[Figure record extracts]
——

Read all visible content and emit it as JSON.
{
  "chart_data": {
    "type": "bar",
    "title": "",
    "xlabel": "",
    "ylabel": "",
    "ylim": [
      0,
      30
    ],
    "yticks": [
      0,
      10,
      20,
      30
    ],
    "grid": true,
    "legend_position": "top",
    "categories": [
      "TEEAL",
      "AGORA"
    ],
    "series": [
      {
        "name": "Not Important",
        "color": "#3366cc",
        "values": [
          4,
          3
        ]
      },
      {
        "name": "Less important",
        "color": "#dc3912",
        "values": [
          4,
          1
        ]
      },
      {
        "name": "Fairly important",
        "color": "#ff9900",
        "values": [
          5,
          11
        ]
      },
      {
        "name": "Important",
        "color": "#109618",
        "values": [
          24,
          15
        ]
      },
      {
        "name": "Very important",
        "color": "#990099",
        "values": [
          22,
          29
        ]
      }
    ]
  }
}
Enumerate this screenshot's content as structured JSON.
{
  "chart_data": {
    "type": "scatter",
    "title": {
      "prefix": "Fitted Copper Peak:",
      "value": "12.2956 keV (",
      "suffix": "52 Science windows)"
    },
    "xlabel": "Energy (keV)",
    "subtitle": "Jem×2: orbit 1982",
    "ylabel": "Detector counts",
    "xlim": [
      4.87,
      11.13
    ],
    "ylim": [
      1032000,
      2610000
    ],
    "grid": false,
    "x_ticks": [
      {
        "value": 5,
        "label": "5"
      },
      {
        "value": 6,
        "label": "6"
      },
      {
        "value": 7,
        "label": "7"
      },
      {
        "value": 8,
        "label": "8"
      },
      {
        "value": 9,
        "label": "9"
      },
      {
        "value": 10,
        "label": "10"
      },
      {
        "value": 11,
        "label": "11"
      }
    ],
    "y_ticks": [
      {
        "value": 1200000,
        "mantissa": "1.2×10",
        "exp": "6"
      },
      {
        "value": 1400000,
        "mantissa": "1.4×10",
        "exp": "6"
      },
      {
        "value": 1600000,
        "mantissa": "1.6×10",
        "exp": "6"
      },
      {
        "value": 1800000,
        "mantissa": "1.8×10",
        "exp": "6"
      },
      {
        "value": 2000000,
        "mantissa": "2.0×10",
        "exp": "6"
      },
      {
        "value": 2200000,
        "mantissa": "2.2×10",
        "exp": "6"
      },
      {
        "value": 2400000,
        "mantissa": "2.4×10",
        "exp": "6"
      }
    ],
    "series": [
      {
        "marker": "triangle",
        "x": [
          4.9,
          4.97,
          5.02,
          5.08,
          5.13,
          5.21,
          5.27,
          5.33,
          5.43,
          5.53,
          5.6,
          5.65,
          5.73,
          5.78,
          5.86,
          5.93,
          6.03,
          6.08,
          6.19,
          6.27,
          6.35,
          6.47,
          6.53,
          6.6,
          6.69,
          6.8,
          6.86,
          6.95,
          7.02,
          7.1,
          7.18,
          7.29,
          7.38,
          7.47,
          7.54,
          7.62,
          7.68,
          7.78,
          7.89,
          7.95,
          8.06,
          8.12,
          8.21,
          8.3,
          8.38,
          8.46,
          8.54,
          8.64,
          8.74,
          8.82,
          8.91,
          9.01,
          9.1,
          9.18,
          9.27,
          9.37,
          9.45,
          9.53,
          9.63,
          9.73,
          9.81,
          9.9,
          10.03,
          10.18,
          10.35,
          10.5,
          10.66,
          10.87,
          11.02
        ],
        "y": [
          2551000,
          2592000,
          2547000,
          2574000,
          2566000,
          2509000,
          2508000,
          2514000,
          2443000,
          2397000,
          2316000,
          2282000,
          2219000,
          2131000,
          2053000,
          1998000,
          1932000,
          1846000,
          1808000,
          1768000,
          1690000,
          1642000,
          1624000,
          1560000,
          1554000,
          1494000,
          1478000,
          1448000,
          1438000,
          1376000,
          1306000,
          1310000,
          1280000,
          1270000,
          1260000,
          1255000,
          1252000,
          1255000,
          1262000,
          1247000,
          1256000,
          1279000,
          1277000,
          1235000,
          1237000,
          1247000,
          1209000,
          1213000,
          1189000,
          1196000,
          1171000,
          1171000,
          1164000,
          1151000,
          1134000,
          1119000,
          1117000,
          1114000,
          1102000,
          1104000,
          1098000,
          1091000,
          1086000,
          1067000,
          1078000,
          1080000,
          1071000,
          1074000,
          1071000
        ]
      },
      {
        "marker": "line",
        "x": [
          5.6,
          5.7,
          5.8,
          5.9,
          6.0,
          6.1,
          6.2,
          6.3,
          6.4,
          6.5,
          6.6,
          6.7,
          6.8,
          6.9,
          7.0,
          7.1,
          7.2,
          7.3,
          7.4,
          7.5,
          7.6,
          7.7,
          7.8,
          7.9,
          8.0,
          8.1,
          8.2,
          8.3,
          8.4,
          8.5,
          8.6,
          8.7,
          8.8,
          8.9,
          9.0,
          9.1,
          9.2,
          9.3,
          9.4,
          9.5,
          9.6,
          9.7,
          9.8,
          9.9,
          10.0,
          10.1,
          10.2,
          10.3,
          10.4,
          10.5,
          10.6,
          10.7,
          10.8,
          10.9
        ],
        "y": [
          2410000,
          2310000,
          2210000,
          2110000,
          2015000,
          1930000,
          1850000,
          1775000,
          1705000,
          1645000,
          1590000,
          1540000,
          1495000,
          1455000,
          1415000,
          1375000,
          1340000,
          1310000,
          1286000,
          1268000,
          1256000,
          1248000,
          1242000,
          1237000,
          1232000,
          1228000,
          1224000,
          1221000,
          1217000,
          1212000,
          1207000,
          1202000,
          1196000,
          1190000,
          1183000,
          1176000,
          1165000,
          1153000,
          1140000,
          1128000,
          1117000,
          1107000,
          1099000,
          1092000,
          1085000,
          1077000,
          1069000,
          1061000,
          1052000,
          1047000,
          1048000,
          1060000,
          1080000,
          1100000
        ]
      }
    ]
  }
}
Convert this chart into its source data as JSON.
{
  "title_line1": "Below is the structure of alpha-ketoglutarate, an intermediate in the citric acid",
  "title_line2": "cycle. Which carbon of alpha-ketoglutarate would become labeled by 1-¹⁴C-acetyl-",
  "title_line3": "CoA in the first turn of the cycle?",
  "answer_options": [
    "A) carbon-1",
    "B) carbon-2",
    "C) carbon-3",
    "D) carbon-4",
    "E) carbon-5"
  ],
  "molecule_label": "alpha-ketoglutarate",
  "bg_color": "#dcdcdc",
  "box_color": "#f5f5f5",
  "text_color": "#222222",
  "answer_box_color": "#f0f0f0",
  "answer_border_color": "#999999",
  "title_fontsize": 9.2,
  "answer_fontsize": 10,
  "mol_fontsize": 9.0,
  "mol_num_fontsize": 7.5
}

——

### DIRECTIVE
Each record should come back exactly as written.

### RESULT
Read all visible content and emit it as JSON.
{
  "chart_data": {
    "type": "bar",
    "title": "",
    "xlabel": "",
    "ylabel": "",
    "ylim": [
      0,
      30
    ],
    "yticks": [
      0,
      10,
      20,
      30
    ],
    "grid": true,
    "legend_position": "top",
    "categories": [
      "TEEAL",
      "AGORA"
    ],
    "series": [
      {
        "name": "Not Important",
        "color": "#3366cc",
        "values": [
          4,
          3
        ]
      },
      {
        "name": "Less important",
        "color": "#dc3912",
        "values": [
          4,
          1
        ]
      },
      {
        "name": "Fairly important",
        "color": "#ff9900",
        "values": [
          5,
          11
        ]
      },
      {
        "name": "Important",
        "color": "#109618",
        "values": [
          24,
          15
        ]
      },
      {
        "name": "Very important",
        "color": "#990099",
        "values": [
          22,
          29
        ]
      }
    ]
  }
}
Enumerate this screenshot's content as structured JSON.
{
  "chart_data": {
    "type": "scatter",
    "title": {
      "prefix": "Fitted Copper Peak:",
      "value": "12.2956 keV (",
      "suffix": "52 Science windows)"
    },
    "xlabel": "Energy (keV)",
    "subtitle": "Jem×2: orbit 1982",
    "ylabel": "Detector counts",
    "xlim": [
      4.87,
      11.13
    ],
    "ylim": [
      1032000,
      2610000
    ],
    "grid": false,
    "x_ticks": [
      {
        "value": 5,
        "label": "5"
      },
      {
        "value": 6,
        "label": "6"
      },
      {
        "value": 7,
        "label": "7"
      },
      {
        "value": 8,
        "label": "8"
      },
      {
        "value": 9,
        "label": "9"
      },
      {
        "value": 10,
        "label": "10"
      },
      {
        "value": 11,
        "label": "11"
      }
    ],
    "y_ticks": [
      {
        "value": 1200000,
        "mantissa": "1.2×10",
        "exp": "6"
      },
      {
        "value": 1400000,
        "mantissa": "1.4×10",
        "exp": "6"
      },
      {
        "value": 1600000,
        "mantissa": "1.6×10",
        "exp": "6"
      },
      {
        "value": 1800000,
        "mantissa": "1.8×10",
        "exp": "6"
      },
      {
        "value": 2000000,
        "mantissa": "2.0×10",
        "exp": "6"
      },
      {
        "value": 2200000,
        "mantissa": "2.2×10",
        "exp": "6"
      },
      {
        "value": 2400000,
        "mantissa": "2.4×10",
        "exp": "6"
      }
    ],
    "series": [
      {
        "marker": "triangle",
        "x": [
          4.9,
          4.97,
          5.02,
          5.08,
          5.13,
          5.21,
          5.27,
          5.33,
          5.43,
          5.53,
          5.6,
          5.65,
          5.73,
          5.78,
          5.86,
          5.93,
          6.03,
          6.08,
          6.19,
          6.27,
          6.35,
          6.47,
          6.53,
          6.6,
          6.69,
          6.8,
          6.86,
          6.95,
          7.02,
          7.1,
          7.18,
          7.29,
          7.38,
          7.47,
          7.54,
          7.62,
          7.68,
          7.78,
          7.89,
          7.95,
          8.06,
          8.12,
          8.21,
          8.3,
          8.38,
          8.46,
          8.54,
          8.64,
          8.74,
          8.82,
          8.91,
          9.01,
          9.1,
          9.18,
          9.27,
          9.37,
          9.45,
          9.53,
          9.63,
          9.73,
          9.81,
          9.9,
          10.03,
          10.18,
          10.35,
          10.5,
          10.66,
          10.87,
          11.02
        ],
        "y": [
          2551000,
          2592000,
          2547000,
          2574000,
          2566000,
          2509000,
          2508000,
          2514000,
          2443000,
          2397000,
          2316000,
          2282000,
          2219000,
          2131000,
          2053000,
          1998000,
          1932000,
          1846000,
          1808000,
          1768000,
          1690000,
          1642000,
          1624000,
          1560000,
          1554000,
          1494000,
          1478000,
          1448000,
          1438000,
          1376000,
          1306000,
          1310000,
          1280000,
          1270000,
          1260000,
          1255000,
          1252000,
          1255000,
          1262000,
          1247000,
          1256000,
          1279000,
          1277000,
          1235000,
          1237000,
          1247000,
          1209000,
          1213000,
          1189000,
          1196000,
          1171000,
          1171000,
          1164000,
          1151000,
          1134000,
          1119000,
          1117000,
          1114000,
          1102000,
          1104000,
          1098000,
          1091000,
          1086000,
          1067000,
          1078000,
          1080000,
          1071000,
          1074000,
          1071000
        ]
      },
      {
        "marker": "line",
        "x": [
          5.6,
          5.7,
          5.8,
          5.9,
          6.0,
          6.1,
          6.2,
          6.3,
          6.4,
          6.5,
          6.6,
          6.7,
          6.8,
          6.9,
          7.0,
          7.1,
          7.2,
          7.3,
          7.4,
          7.5,
          7.6,
          7.7,
          7.8,
          7.9,
          8.0,
          8.1,
          8.2,
          8.3,
          8.4,
          8.5,
          8.6,
          8.7,
          8.8,
          8.9,
          9.0,
          9.1,
          9.2,
          9.3,
          9.4,
          9.5,
          9.6,
          9.7,
          9.8,
          9.9,
          10.0,
          10.1,
          10.2,
          10.3,
          10.4,
          10.5,
          10.6,
          10.7,
          10.8,
          10.9
        ],
        "y": [
          2410000,
          2310000,
          2210000,
          2110000,
          2015000,
          1930000,
          1850000,
          1775000,
          1705000,
          1645000,
          1590000,
          1540000,
          1495000,
          1455000,
          1415000,
          1375000,
          1340000,
          1310000,
          1286000,
          1268000,
          1256000,
          1248000,
          1242000,
          1237000,
          1232000,
          1228000,
          1224000,
          1221000,
          1217000,
          1212000,
          1207000,
          1202000,
          1196000,
          1190000,
          1183000,
          1176000,
          1165000,
          1153000,
          1140000,
          1128000,
          1117000,
          1107000,
          1099000,
          1092000,
          1085000,
          1077000,
          1069000,
          1061000,
          1052000,
          1047000,
          1048000,
          1060000,
          1080000,
          1100000
        ]
      }
    ]
  }
}
Convert this chart into its source data as JSON.
{
  "title_line1": "Below is the structure of alpha-ketoglutarate, an intermediate in the citric acid",
  "title_line2": "cycle. Which carbon of alpha-ketoglutarate would become labeled by 1-¹⁴C-acetyl-",
  "title_line3": "CoA in the first turn of the cycle?",
  "answer_options": [
    "A) carbon-1",
    "B) carbon-2",
    "C) carbon-3",
    "D) carbon-4",
    "E) carbon-5"
  ],
  "molecule_label": "alpha-ketoglutarate",
  "bg_color": "#dcdcdc",
  "box_color": "#f5f5f5",
  "text_color": "#222222",
  "answer_box_color": "#f0f0f0",
  "answer_border_color": "#999999",
  "title_fontsize": 9.2,
  "answer_fontsize": 10,
  "mol_fontsize": 9.0,
  "mol_num_fontsize": 7.5
}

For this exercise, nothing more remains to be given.